• _EXERCISE TASK_:
Please reproduce every record, keeping each one exactly as written.

• _EXTRACTED INFORMATION_:
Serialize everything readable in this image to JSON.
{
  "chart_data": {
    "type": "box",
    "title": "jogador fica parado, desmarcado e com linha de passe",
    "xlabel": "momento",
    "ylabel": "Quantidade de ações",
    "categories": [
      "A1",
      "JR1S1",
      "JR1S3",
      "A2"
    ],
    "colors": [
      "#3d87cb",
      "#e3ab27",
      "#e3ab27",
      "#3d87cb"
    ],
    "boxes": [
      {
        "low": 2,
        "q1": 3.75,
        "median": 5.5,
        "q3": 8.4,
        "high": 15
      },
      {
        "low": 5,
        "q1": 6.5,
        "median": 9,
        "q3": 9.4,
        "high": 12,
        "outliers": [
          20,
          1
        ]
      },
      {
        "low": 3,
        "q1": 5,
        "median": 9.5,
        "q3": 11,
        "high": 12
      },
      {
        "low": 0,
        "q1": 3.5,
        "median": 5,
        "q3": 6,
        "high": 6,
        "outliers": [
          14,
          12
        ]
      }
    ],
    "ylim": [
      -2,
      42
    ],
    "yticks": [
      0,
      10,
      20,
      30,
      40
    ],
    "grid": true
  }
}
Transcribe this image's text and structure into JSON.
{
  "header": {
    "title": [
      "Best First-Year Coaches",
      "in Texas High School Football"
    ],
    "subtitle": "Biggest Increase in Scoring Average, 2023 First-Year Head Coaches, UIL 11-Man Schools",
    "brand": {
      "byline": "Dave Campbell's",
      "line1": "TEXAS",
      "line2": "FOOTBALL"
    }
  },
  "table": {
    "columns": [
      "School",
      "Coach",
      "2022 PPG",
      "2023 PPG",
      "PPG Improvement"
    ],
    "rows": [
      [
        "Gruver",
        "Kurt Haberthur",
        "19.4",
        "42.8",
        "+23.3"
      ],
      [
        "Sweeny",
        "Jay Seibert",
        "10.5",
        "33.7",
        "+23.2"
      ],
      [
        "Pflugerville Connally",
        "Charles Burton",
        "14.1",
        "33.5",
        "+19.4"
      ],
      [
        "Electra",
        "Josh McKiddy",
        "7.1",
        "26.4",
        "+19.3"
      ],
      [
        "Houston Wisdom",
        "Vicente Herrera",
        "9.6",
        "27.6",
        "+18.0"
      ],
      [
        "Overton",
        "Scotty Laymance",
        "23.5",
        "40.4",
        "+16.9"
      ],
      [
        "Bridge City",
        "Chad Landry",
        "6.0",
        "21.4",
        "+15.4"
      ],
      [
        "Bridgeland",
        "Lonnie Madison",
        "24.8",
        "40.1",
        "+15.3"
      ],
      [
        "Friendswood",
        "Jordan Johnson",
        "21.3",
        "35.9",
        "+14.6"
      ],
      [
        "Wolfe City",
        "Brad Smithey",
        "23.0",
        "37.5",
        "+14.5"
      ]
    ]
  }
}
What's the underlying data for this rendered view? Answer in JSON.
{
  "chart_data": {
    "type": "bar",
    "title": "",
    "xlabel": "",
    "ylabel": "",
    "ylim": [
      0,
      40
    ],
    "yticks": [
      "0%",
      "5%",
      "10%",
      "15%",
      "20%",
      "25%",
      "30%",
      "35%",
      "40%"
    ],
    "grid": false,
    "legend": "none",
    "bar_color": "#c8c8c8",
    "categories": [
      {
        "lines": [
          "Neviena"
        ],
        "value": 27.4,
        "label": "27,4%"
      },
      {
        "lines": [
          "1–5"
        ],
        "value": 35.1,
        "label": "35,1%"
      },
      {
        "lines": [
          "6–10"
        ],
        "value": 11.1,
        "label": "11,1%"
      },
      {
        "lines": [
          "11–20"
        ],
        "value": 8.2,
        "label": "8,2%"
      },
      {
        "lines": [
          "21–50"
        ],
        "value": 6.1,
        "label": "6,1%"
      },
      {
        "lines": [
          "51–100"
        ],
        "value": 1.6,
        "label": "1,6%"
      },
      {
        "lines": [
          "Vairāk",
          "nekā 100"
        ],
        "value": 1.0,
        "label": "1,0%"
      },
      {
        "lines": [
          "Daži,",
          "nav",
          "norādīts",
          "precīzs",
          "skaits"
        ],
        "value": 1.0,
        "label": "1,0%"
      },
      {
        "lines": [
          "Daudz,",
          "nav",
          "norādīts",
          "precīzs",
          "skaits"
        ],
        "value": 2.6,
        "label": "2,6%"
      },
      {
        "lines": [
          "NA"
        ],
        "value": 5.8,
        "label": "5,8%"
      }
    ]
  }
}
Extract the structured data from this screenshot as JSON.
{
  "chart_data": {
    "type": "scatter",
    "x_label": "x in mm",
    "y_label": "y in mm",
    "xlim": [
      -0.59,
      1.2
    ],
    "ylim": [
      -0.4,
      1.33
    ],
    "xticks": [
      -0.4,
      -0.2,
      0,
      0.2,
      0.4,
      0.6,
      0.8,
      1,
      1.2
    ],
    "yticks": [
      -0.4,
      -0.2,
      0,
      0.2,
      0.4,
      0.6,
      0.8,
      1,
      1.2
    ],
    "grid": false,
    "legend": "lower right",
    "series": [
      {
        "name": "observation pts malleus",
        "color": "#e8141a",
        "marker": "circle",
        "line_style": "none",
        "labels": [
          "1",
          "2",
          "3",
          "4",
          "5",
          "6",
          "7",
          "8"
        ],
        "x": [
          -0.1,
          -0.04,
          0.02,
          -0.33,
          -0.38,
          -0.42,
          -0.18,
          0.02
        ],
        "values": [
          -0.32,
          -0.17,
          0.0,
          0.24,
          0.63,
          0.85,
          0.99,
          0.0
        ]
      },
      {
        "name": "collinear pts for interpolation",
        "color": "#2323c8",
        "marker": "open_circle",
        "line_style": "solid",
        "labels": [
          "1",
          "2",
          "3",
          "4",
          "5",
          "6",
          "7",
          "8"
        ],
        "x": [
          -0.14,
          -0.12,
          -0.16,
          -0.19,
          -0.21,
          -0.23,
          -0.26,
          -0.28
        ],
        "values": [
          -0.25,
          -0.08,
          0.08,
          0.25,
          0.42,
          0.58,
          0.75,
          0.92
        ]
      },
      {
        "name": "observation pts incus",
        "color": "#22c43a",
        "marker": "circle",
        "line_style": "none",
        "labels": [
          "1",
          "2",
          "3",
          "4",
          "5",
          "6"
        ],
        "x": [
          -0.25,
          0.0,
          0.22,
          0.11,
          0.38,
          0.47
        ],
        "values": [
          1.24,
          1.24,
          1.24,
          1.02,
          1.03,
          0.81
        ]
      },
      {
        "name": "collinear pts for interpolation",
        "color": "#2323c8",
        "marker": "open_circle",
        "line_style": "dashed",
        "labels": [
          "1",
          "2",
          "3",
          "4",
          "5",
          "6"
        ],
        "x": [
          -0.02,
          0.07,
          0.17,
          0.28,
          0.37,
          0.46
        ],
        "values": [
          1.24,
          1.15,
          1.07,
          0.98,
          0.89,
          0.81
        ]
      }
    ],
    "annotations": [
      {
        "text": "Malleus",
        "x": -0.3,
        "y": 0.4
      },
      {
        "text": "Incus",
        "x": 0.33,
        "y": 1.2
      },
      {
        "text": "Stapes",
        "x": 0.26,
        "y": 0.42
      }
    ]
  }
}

• _RESPONSE_:
Serialize everything readable in this image to JSON.
{
  "chart_data": {
    "type": "box",
    "title": "jogador fica parado, desmarcado e com linha de passe",
    "xlabel": "momento",
    "ylabel": "Quantidade de ações",
    "categories": [
      "A1",
      "JR1S1",
      "JR1S3",
      "A2"
    ],
    "colors": [
      "#3d87cb",
      "#e3ab27",
      "#e3ab27",
      "#3d87cb"
    ],
    "boxes": [
      {
        "low": 2,
        "q1": 3.75,
        "median": 5.5,
        "q3": 8.4,
        "high": 15
      },
      {
        "low": 5,
        "q1": 6.5,
        "median": 9,
        "q3": 9.4,
        "high": 12,
        "outliers": [
          20,
          1
        ]
      },
      {
        "low": 3,
        "q1": 5,
        "median": 9.5,
        "q3": 11,
        "high": 12
      },
      {
        "low": 0,
        "q1": 3.5,
        "median": 5,
        "q3": 6,
        "high": 6,
        "outliers": [
          14,
          12
        ]
      }
    ],
    "ylim": [
      -2,
      42
    ],
    "yticks": [
      0,
      10,
      20,
      30,
      40
    ],
    "grid": true
  }
}
Transcribe this image's text and structure into JSON.
{
  "header": {
    "title": [
      "Best First-Year Coaches",
      "in Texas High School Football"
    ],
    "subtitle": "Biggest Increase in Scoring Average, 2023 First-Year Head Coaches, UIL 11-Man Schools",
    "brand": {
      "byline": "Dave Campbell's",
      "line1": "TEXAS",
      "line2": "FOOTBALL"
    }
  },
  "table": {
    "columns": [
      "School",
      "Coach",
      "2022 PPG",
      "2023 PPG",
      "PPG Improvement"
    ],
    "rows": [
      [
        "Gruver",
        "Kurt Haberthur",
        "19.4",
        "42.8",
        "+23.3"
      ],
      [
        "Sweeny",
        "Jay Seibert",
        "10.5",
        "33.7",
        "+23.2"
      ],
      [
        "Pflugerville Connally",
        "Charles Burton",
        "14.1",
        "33.5",
        "+19.4"
      ],
      [
        "Electra",
        "Josh McKiddy",
        "7.1",
        "26.4",
        "+19.3"
      ],
      [
        "Houston Wisdom",
        "Vicente Herrera",
        "9.6",
        "27.6",
        "+18.0"
      ],
      [
        "Overton",
        "Scotty Laymance",
        "23.5",
        "40.4",
        "+16.9"
      ],
      [
        "Bridge City",
        "Chad Landry",
        "6.0",
        "21.4",
        "+15.4"
      ],
      [
        "Bridgeland",
        "Lonnie Madison",
        "24.8",
        "40.1",
        "+15.3"
      ],
      [
        "Friendswood",
        "Jordan Johnson",
        "21.3",
        "35.9",
        "+14.6"
      ],
      [
        "Wolfe City",
        "Brad Smithey",
        "23.0",
        "37.5",
        "+14.5"
      ]
    ]
  }
}
What's the underlying data for this rendered view? Answer in JSON.
{
  "chart_data": {
    "type": "bar",
    "title": "",
    "xlabel": "",
    "ylabel": "",
    "ylim": [
      0,
      40
    ],
    "yticks": [
      "0%",
      "5%",
      "10%",
      "15%",
      "20%",
      "25%",
      "30%",
      "35%",
      "40%"
    ],
    "grid": false,
    "legend": "none",
    "bar_color": "#c8c8c8",
    "categories": [
      {
        "lines": [
          "Neviena"
        ],
        "value": 27.4,
        "label": "27,4%"
      },
      {
        "lines": [
          "1–5"
        ],
        "value": 35.1,
        "label": "35,1%"
      },
      {
        "lines": [
          "6–10"
        ],
        "value": 11.1,
        "label": "11,1%"
      },
      {
        "lines": [
          "11–20"
        ],
        "value": 8.2,
        "label": "8,2%"
      },
      {
        "lines": [
          "21–50"
        ],
        "value": 6.1,
        "label": "6,1%"
      },
      {
        "lines": [
          "51–100"
        ],
        "value": 1.6,
        "label": "1,6%"
      },
      {
        "lines": [
          "Vairāk",
          "nekā 100"
        ],
        "value": 1.0,
        "label": "1,0%"
      },
      {
        "lines": [
          "Daži,",
          "nav",
          "norādīts",
          "precīzs",
          "skaits"
        ],
        "value": 1.0,
        "label": "1,0%"
      },
      {
        "lines": [
          "Daudz,",
          "nav",
          "norādīts",
          "precīzs",
          "skaits"
        ],
        "value": 2.6,
        "label": "2,6%"
      },
      {
        "lines": [
          "NA"
        ],
        "value": 5.8,
        "label": "5,8%"
      }
    ]
  }
}
Extract the structured data from this screenshot as JSON.
{
  "chart_data": {
    "type": "scatter",
    "x_label": "x in mm",
    "y_label": "y in mm",
    "xlim": [
      -0.59,
      1.2
    ],
    "ylim": [
      -0.4,
      1.33
    ],
    "xticks": [
      -0.4,
      -0.2,
      0,
      0.2,
      0.4,
      0.6,
      0.8,
      1,
      1.2
    ],
    "yticks": [
      -0.4,
      -0.2,
      0,
      0.2,
      0.4,
      0.6,
      0.8,
      1,
      1.2
    ],
    "grid": false,
    "legend": "lower right",
    "series": [
      {
        "name": "observation pts malleus",
        "color": "#e8141a",
        "marker": "circle",
        "line_style": "none",
        "labels": [
          "1",
          "2",
          "3",
          "4",
          "5",
          "6",
          "7",
          "8"
        ],
        "x": [
          -0.1,
          -0.04,
          0.02,
          -0.33,
          -0.38,
          -0.42,
          -0.18,
          0.02
        ],
        "values": [
          -0.32,
          -0.17,
          0.0,
          0.24,
          0.63,
          0.85,
          0.99,
          0.0
        ]
      },
      {
        "name": "collinear pts for interpolation",
        "color": "#2323c8",
        "marker": "open_circle",
        "line_style": "solid",
        "labels": [
          "1",
          "2",
          "3",
          "4",
          "5",
          "6",
          "7",
          "8"
        ],
        "x": [
          -0.14,
          -0.12,
          -0.16,
          -0.19,
          -0.21,
          -0.23,
          -0.26,
          -0.28
        ],
        "values": [
          -0.25,
          -0.08,
          0.08,
          0.25,
          0.42,
          0.58,
          0.75,
          0.92
        ]
      },
      {
        "name": "observation pts incus",
        "color": "#22c43a",
        "marker": "circle",
        "line_style": "none",
        "labels": [
          "1",
          "2",
          "3",
          "4",
          "5",
          "6"
        ],
        "x": [
          -0.25,
          0.0,
          0.22,
          0.11,
          0.38,
          0.47
        ],
        "values": [
          1.24,
          1.24,
          1.24,
          1.02,
          1.03,
          0.81
        ]
      },
      {
        "name": "collinear pts for interpolation",
        "color": "#2323c8",
        "marker": "open_circle",
        "line_style": "dashed",
        "labels": [
          "1",
          "2",
          "3",
          "4",
          "5",
          "6"
        ],
        "x": [
          -0.02,
          0.07,
          0.17,
          0.28,
          0.37,
          0.46
        ],
        "values": [
          1.24,
          1.15,
          1.07,
          0.98,
          0.89,
          0.81
        ]
      }
    ],
    "annotations": [
      {
        "text": "Malleus",
        "x": -0.3,
        "y": 0.4
      },
      {
        "text": "Incus",
        "x": 0.33,
        "y": 1.2
      },
      {
        "text": "Stapes",
        "x": 0.26,
        "y": 0.42
      }
    ]
  }
}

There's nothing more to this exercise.